Tasks to perform —
1. From the article about growing a home service business, extract the passage that runs from "The Starting Point: A" to "But underneath?", word for word.
2. According to the article about the home service business, how long was the company's voicemail system broken?
3. List every hidden problem that the article about the home service business says lay underneath the company's solid surface.

Text shown —

•••

She took this home service business from $8M to $11M in 2 years

She took this home service business from $8M to $11M in 2 years

Growing a home service business isn’t just about pouring more money into ads.

In fact, one of the biggest growth stories we’ve seen recently, from an $8M roofing and fencing company pushing toward $11M, had very little to do with increasing ad spend.

Instead, it came down to fixing what was already broken.

I sat down with Marie Elliot, one of our newest consultants at Phlash, to break down exactly what she did inside that business, and the lessons every home service owner should take seriously.

The Starting Point: A Strong Brand… With Hidden Problems

When Marie joined the company, things looked solid on the surface:

  • ~$8M in revenue
  • 100+ year-old brand
  • Strong reputation in the community
  • Six sales reps in the field
  • Mix of roofing and fencing jobs (~$10K avg ticket)
  • Heavy referral and repeat business

But underneath?

There were cracks everywhere.

  • A failing SEO agency
  • Broken voicemail system (for 4 months)
  • No structured follow-up process
  • Disconnected tech stack
  • Inconsistent branding across multiple websites

Sound familiar?

•••

Data entries —
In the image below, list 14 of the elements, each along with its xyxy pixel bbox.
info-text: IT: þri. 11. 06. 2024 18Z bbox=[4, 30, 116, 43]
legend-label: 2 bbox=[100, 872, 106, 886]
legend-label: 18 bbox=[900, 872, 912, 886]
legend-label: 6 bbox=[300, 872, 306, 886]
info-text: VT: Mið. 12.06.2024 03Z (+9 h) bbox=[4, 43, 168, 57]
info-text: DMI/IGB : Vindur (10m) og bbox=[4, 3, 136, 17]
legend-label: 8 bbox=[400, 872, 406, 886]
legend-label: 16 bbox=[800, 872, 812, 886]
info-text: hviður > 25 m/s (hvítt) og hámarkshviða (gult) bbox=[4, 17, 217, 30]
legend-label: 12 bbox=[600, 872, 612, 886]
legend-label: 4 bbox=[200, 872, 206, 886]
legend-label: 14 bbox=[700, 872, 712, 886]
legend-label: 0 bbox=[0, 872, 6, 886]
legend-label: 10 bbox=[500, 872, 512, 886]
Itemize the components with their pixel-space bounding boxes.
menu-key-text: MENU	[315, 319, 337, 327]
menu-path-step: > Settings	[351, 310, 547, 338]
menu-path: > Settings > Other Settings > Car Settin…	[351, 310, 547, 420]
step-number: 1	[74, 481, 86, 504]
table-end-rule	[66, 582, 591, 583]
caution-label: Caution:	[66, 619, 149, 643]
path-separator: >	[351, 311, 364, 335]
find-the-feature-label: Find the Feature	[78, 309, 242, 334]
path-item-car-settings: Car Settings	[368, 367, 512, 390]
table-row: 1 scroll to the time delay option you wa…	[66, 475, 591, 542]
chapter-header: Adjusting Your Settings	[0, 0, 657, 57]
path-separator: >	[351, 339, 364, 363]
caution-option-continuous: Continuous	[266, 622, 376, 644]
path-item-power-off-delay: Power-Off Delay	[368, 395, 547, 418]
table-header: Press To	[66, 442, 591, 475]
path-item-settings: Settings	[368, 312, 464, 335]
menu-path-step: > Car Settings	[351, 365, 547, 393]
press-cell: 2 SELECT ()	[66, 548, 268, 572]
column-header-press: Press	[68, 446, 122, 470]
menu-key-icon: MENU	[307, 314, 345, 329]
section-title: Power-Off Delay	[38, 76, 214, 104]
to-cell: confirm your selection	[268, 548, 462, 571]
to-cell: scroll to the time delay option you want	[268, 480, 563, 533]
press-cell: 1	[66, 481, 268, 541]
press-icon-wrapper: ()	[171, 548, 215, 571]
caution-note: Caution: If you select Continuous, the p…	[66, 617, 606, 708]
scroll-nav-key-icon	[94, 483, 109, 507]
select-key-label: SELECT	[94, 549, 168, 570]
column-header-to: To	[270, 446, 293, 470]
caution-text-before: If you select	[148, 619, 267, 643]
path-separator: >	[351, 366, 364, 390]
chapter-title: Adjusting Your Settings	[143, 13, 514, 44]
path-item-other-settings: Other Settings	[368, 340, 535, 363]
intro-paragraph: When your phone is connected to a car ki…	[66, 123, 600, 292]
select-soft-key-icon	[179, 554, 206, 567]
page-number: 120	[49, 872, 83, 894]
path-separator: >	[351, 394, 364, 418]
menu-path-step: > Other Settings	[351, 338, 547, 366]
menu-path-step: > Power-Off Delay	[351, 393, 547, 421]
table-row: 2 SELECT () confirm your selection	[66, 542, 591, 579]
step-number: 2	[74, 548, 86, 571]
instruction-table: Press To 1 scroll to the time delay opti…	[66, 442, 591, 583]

•••

Per-task outputs —
1.
The Starting Point: A Strong Brand… With Hidden Problems

When Marie joined the company, things looked solid on the surface:

  • ~$8M in revenue
  • 100+ year-old brand
  • Strong reputation in the community
  • Six sales reps in the field
  • Mix of roofing and fencing jobs (~$10K avg ticket)
  • Heavy referral and repeat business

But underneath?

2. The voicemail system was broken for 4 months.

3.
- A failing SEO agency
- Broken voicemail system (for 4 months)
- No structured follow-up process
- Disconnected tech stack
- Inconsistent branding across multiple websites